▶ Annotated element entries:

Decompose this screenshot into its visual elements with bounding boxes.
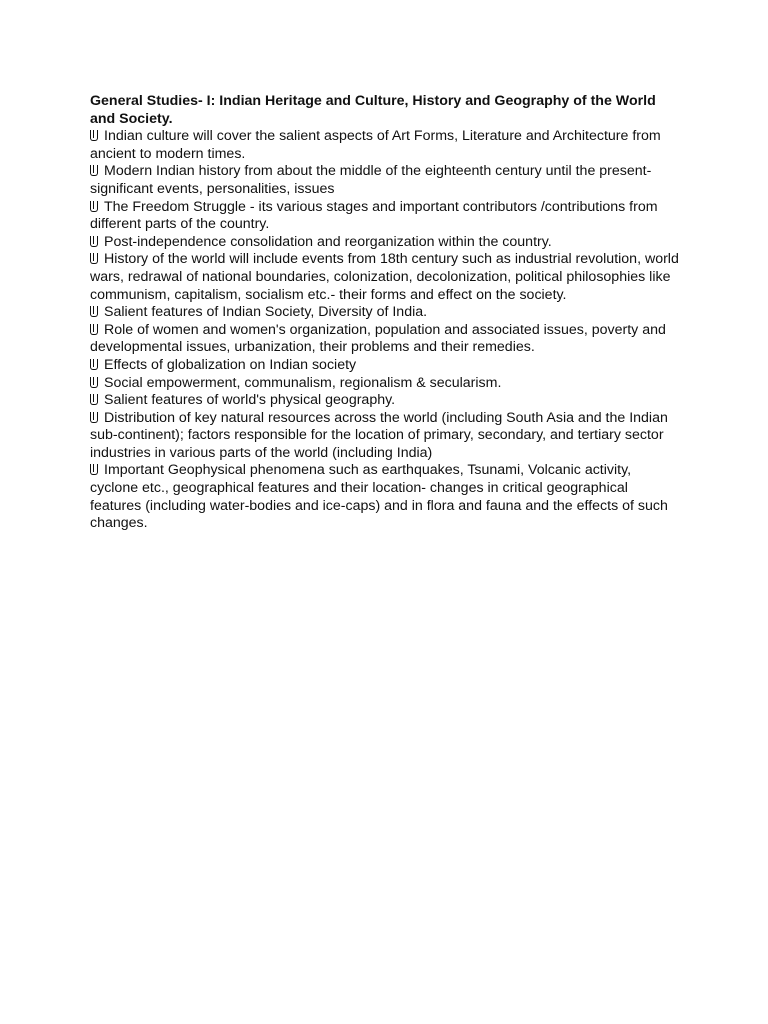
list-item — [90, 392, 682, 410]
list-item-text: Post-independence consolidation and reorganization within the country. — [104, 233, 552, 250]
list-item — [90, 357, 682, 375]
list-item-text: Indian culture will cover the salient aspects of Art Forms, Literature and Architecture from ancient to modern times. — [90, 128, 661, 162]
document-page — [90, 93, 682, 533]
list-item-text: Salient features of world's physical geography. — [104, 392, 396, 409]
list-item — [90, 462, 682, 532]
list-item — [90, 163, 682, 198]
list-bullet-icon — [90, 359, 98, 370]
list-bullet-icon — [90, 236, 98, 247]
document-title: General Studies- I: Indian Heritage and Culture, History and Geography of the World and Society. — [90, 93, 656, 127]
list-item-text: Salient features of Indian Society, Diversity of India. — [104, 304, 428, 321]
list-item — [90, 375, 682, 393]
list-item-text: Distribution of key natural resources across the world (including South Asia and the Indian sub-continent); factors responsible for the location of primary, secondary, and tertiary sector industries in various parts of the world (including India) — [90, 409, 668, 461]
list-item — [90, 410, 682, 463]
list-bullet-icon — [90, 201, 98, 212]
list-item-text: Role of women and women's organization, population and associated issues, poverty and developmental issues, urbanization, their problems and their remedies. — [90, 321, 666, 356]
list-item-text: Modern Indian history from about the middle of the eighteenth century until the present- significant events, personalities, issues — [90, 163, 652, 197]
list-bullet-icon — [90, 394, 98, 405]
list-item — [90, 128, 682, 163]
list-bullet-icon — [90, 324, 98, 335]
list-bullet-icon — [90, 377, 98, 388]
list-item-text: Effects of globalization on Indian society — [104, 356, 357, 373]
list-bullet-icon — [90, 306, 98, 317]
list-item-text: Important Geophysical phenomena such as earthquakes, Tsunami, Volcanic activity, cyclone etc., geographical features and their location- changes in critical geographical features (including water-bodies and ice-caps) and in flora and fauna and the effects of such changes. — [90, 462, 668, 532]
list-item — [90, 251, 682, 304]
list-bullet-icon — [90, 412, 98, 423]
list-item — [90, 199, 682, 234]
list-item-text: History of the world will include events from 18th century such as industrial revolution, world wars, redrawal of national boundaries, colonization, decolonization, political philosophies like communism, capitalism, socialism etc.- their forms and effect on the society. — [90, 251, 679, 303]
list-bullet-icon — [90, 130, 98, 141]
list-item-text: Social empowerment, communalism, regionalism & secularism. — [104, 374, 502, 391]
list-item — [90, 234, 682, 252]
syllabus-list — [90, 128, 682, 533]
list-bullet-icon — [90, 165, 98, 176]
list-bullet-icon — [90, 464, 98, 475]
list-bullet-icon — [90, 253, 98, 264]
list-item — [90, 322, 682, 357]
list-item-text: The Freedom Struggle - its various stages and important contributors /contributions from different parts of the country. — [90, 198, 658, 233]
list-item — [90, 304, 682, 322]
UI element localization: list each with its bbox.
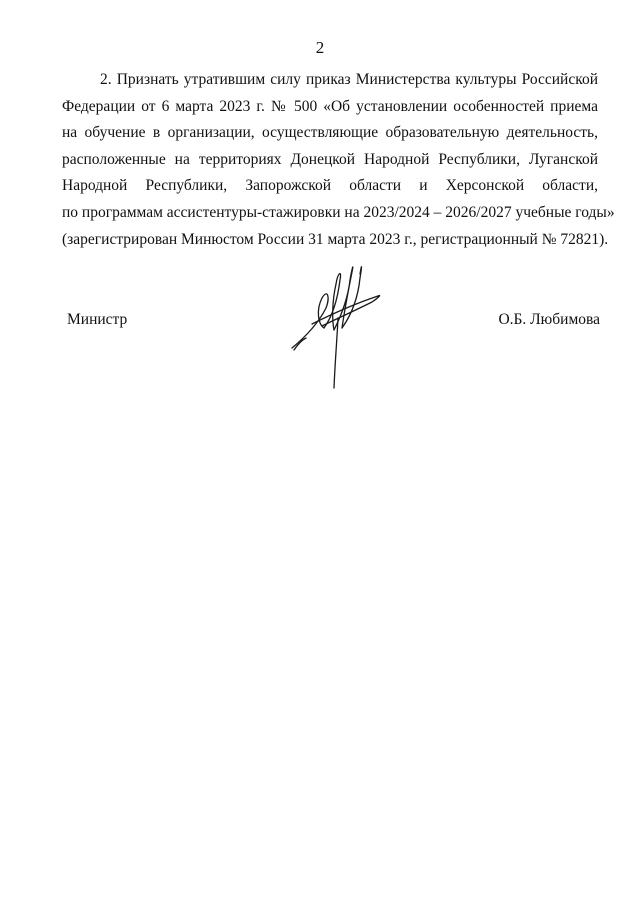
paragraph-line: по программам ассистентуры-стажировки на 2023/2024 – 2026/2027 учебные годы»: [62, 203, 615, 221]
paragraph-line: Народной Республики, Запорожской области и Херсонской области,: [62, 177, 598, 195]
signer-name: О.Б. Любимова: [498, 311, 600, 328]
page-number: 2: [315, 38, 325, 57]
signer-position: Министр: [67, 311, 128, 328]
paragraph-line: 2. Признать утратившим силу приказ Министерства культуры Российской: [100, 71, 598, 88]
paragraph-item-2: [62, 67, 615, 253]
paragraph-line: (зарегистрирован Минюстом России 31 марта 2023 г., регистрационный № 72821).: [62, 230, 609, 248]
signature-icon: [282, 258, 392, 394]
paragraph-line: расположенные на территориях Донецкой Народной Республики, Луганской: [62, 150, 598, 168]
paragraph-line: Федерации от 6 марта 2023 г. № 500 «Об установлении особенностей приема: [62, 97, 598, 115]
paragraph-line: на обучение в организации, осуществляющие образовательную деятельность,: [62, 124, 598, 142]
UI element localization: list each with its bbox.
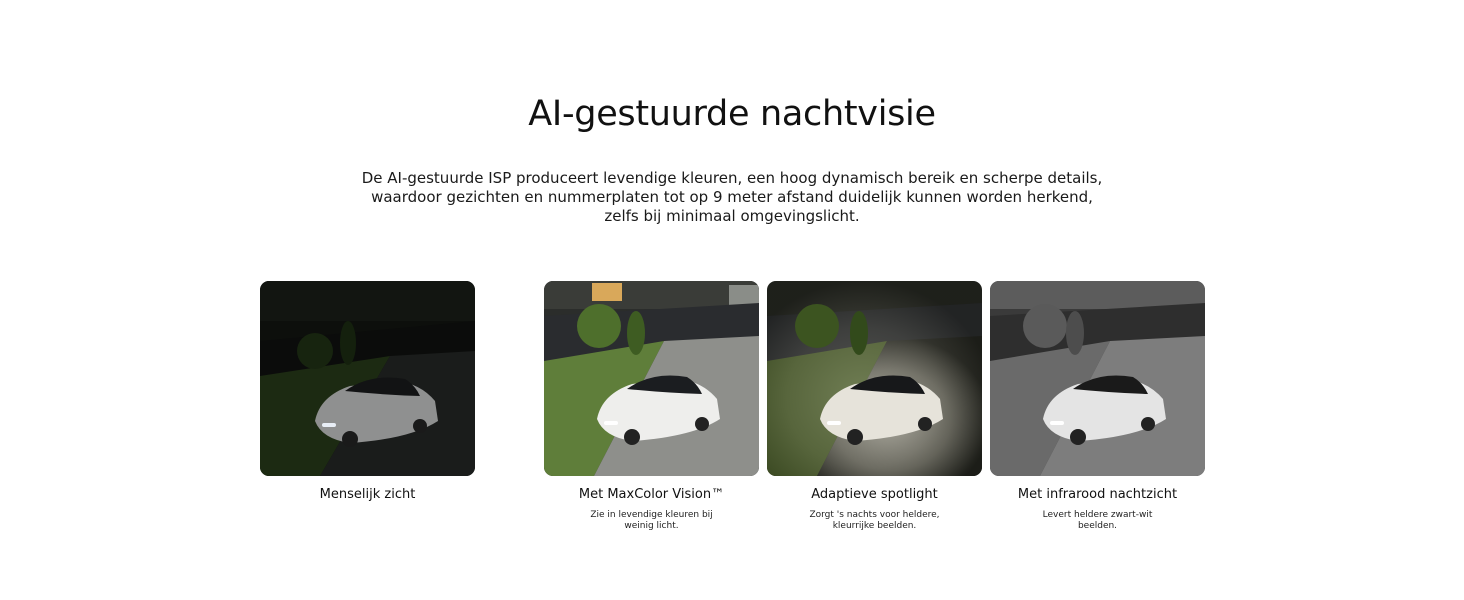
card-subtitle: Zie in levendige kleuren bij weinig licht. [590,510,713,531]
section-description: De AI-gestuurde ISP produceert levendige kleuren, een hoog dynamisch bereik en scherpe details, waardoor gezichten en nummerplaten tot op 9 meter afstand duidelijk kunnen worden herkend, zelfs bij minimaal omgevingslicht. [361,169,1103,225]
card-infrared-night-vision [990,281,1205,532]
card-caption: Adaptieve spotlight [811,487,938,502]
night-car-spotlight-image [767,281,982,476]
card-caption: Menselijk zicht [319,487,416,502]
card-subtitle: Levert heldere zwart-wit beelden. [1042,510,1153,531]
section-title: AI-gestuurde nachtvisie [528,94,936,134]
night-car-color-image [544,281,759,476]
card-maxcolor-vision [544,281,759,532]
card-caption: Met infrarood nachtzicht [1017,487,1178,502]
night-car-dark-image [260,281,475,476]
card-caption: Met MaxColor Vision™ [578,487,725,502]
card-subtitle: Zorgt 's nachts voor heldere, kleurrijke beelden. [809,510,940,531]
night-car-infrared-image [990,281,1205,476]
card-human-vision [260,281,475,502]
card-adaptive-spotlight [767,281,982,532]
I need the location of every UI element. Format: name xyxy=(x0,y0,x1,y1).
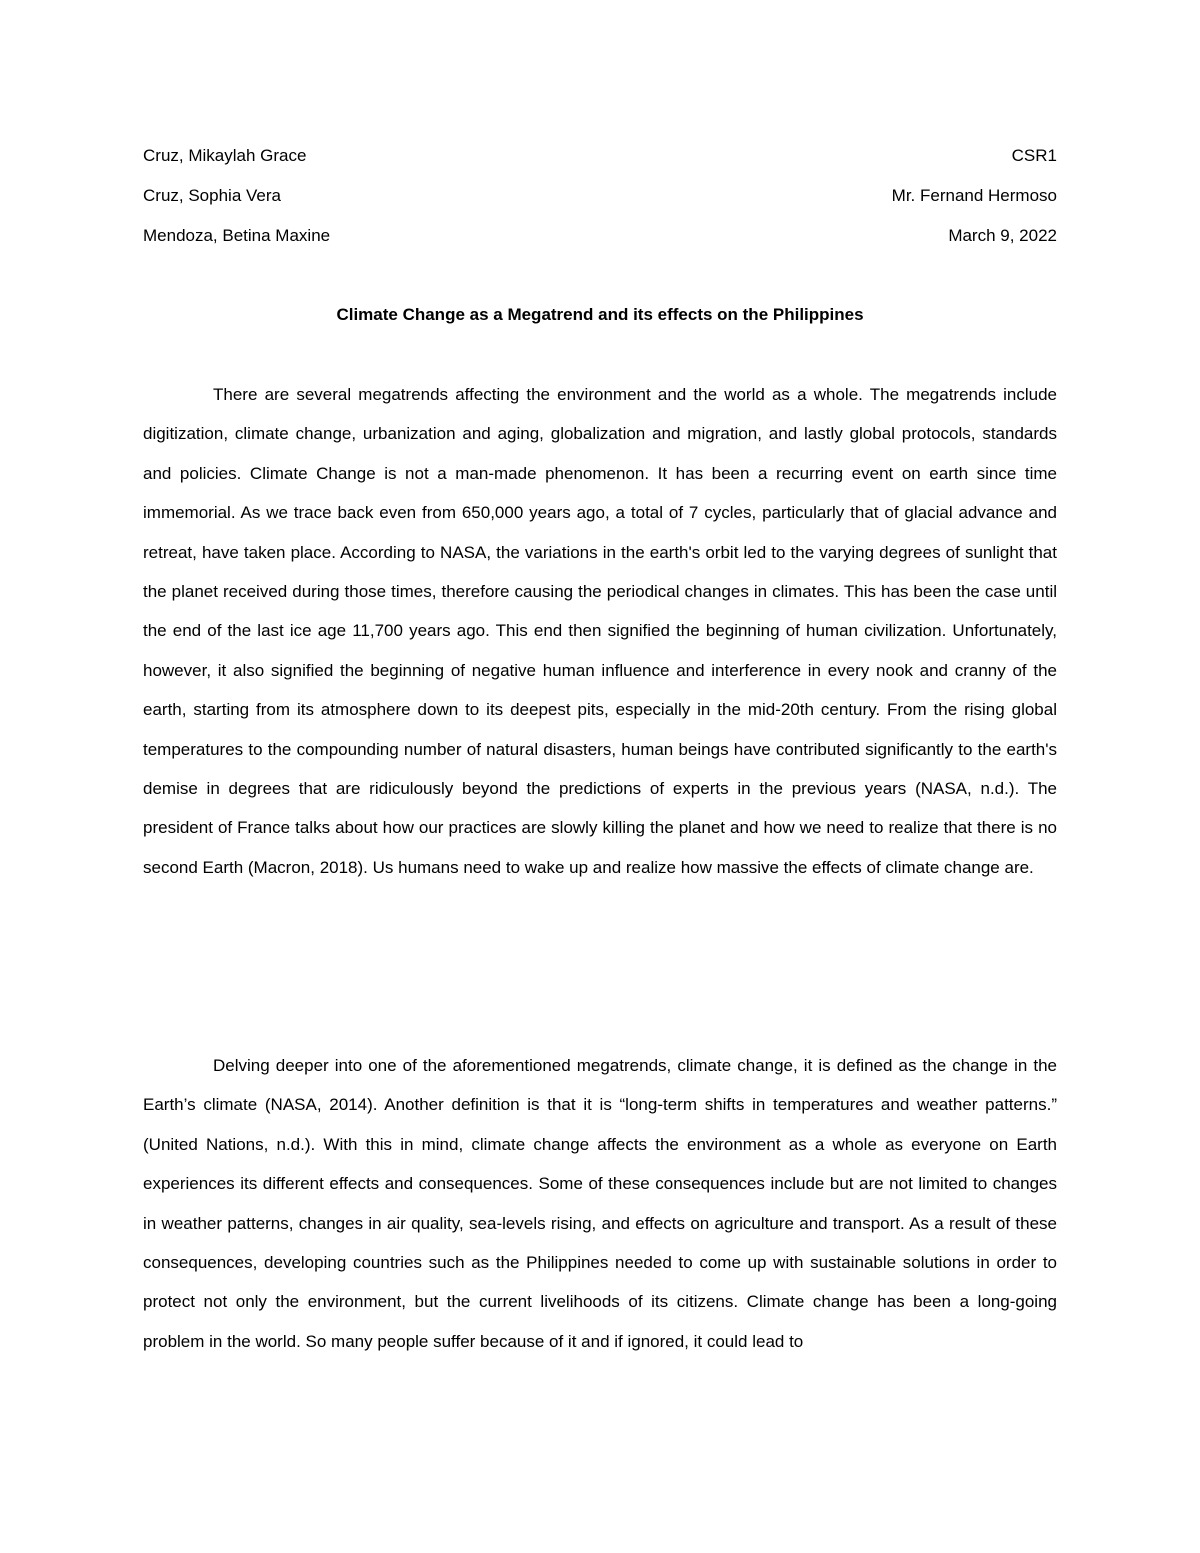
document-header xyxy=(143,143,1057,263)
document-date: March 9, 2022 xyxy=(948,226,1057,245)
course-code: CSR1 xyxy=(1011,146,1057,165)
header-row-2 xyxy=(143,183,1057,223)
header-row-1 xyxy=(143,143,1057,183)
instructor-name: Mr. Fernand Hermoso xyxy=(891,186,1057,205)
body-paragraph xyxy=(143,375,1057,887)
paragraph-text: There are several megatrends affecting the environment and the world as a whole. The megatrends include digitization, climate change, urbanization and aging, globalization and migration, and lastly global protocols, standards and policies. Climate Change is not a man-made phenomenon. It has been a recurring event on earth since time immemorial. As we trace back even from 650,000 years ago, a total of 7 cycles, particularly that of glacial advance and retreat, have taken place. According to NASA, the variations in the earth's orbit led to the varying degrees of sunlight that the planet received during those times, therefore causing the periodical changes in climates. This has been the case until the end of the last ice age 11,700 years ago. This end then signified the beginning of human civilization. Unfortunately, however, it also signified the beginning of negative human influence and interference in every nook and cranny of the earth, starting from its atmosphere down to its deepest pits, especially in the mid-20th century. From the rising global temperatures to the compounding number of natural disasters, human beings have contributed significantly to the earth's demise in degrees that are ridiculously beyond the predictions of experts in the previous years (NASA, n.d.). The president of France talks about how our practices are slowly killing the planet and how we need to realize that there is no second Earth (Macron, 2018). Us humans need to wake up and realize how massive the effects of climate change are. xyxy=(143,385,1057,877)
paragraph-text: Delving deeper into one of the aforementioned megatrends, climate change, it is defined as the change in the Earth’s climate (NASA, 2014). Another definition is that it is “long-term shifts in temperatures and weather patterns.” (United Nations, n.d.). With this in mind, climate change affects the environment as a whole as everyone on Earth experiences its different effects and consequences. Some of these consequences include but are not limited to changes in weather patterns, changes in air quality, sea-levels rising, and effects on agriculture and transport. As a result of these consequences, developing countries such as the Philippines needed to come up with sustainable solutions in order to protect not only the environment, but the current livelihoods of its citizens. Climate change has been a long-going problem in the world. So many people suffer because of it and if ignored, it could lead to xyxy=(143,1056,1057,1351)
header-row-3 xyxy=(143,223,1057,263)
author-name: Mendoza, Betina Maxine xyxy=(143,226,331,245)
author-name: Cruz, Mikaylah Grace xyxy=(143,146,307,165)
document-title: Climate Change as a Megatrend and its effects on the Philippines xyxy=(336,305,864,324)
author-name: Cruz, Sophia Vera xyxy=(143,186,281,205)
body-paragraph xyxy=(143,1046,1057,1361)
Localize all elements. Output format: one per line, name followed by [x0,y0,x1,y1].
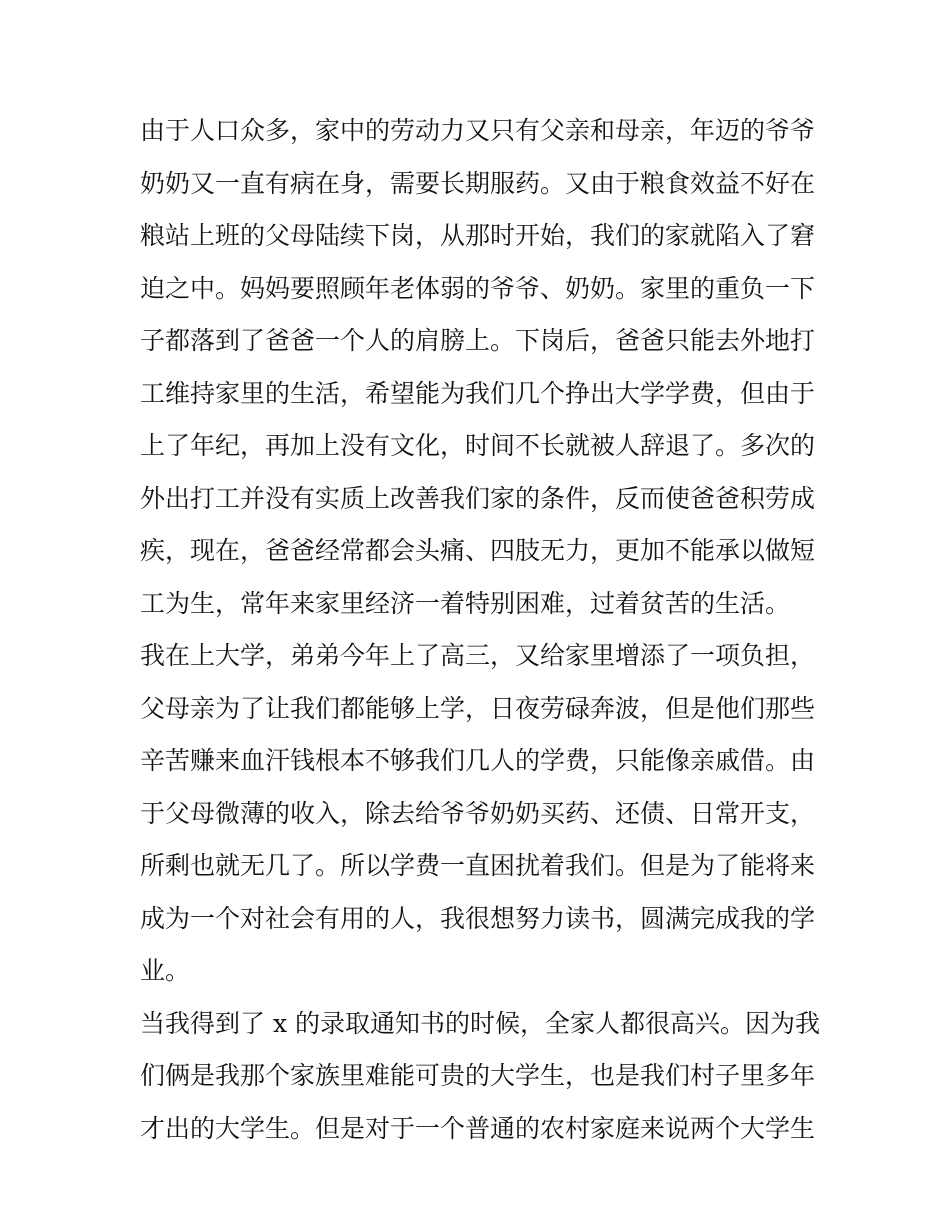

▶ Work to do:
Copy the lines from the one containing "document-header xyxy=(143,143,1057,263)" through the one containing "body-paragraph xyxy=(143,375,1057,887)", substituting "heading-row" for "header-row" and changing nothing else.

▶ Solution to this exercise:
document-header xyxy=(143,143,1057,263)
document-date: March 9, 2022 xyxy=(948,226,1057,245)
course-code: CSR1 xyxy=(1011,146,1057,165)
heading-row-2 xyxy=(143,183,1057,223)
heading-row-1 xyxy=(143,143,1057,183)
instructor-name: Mr. Fernand Hermoso xyxy=(891,186,1057,205)
body-paragraph xyxy=(143,375,1057,887)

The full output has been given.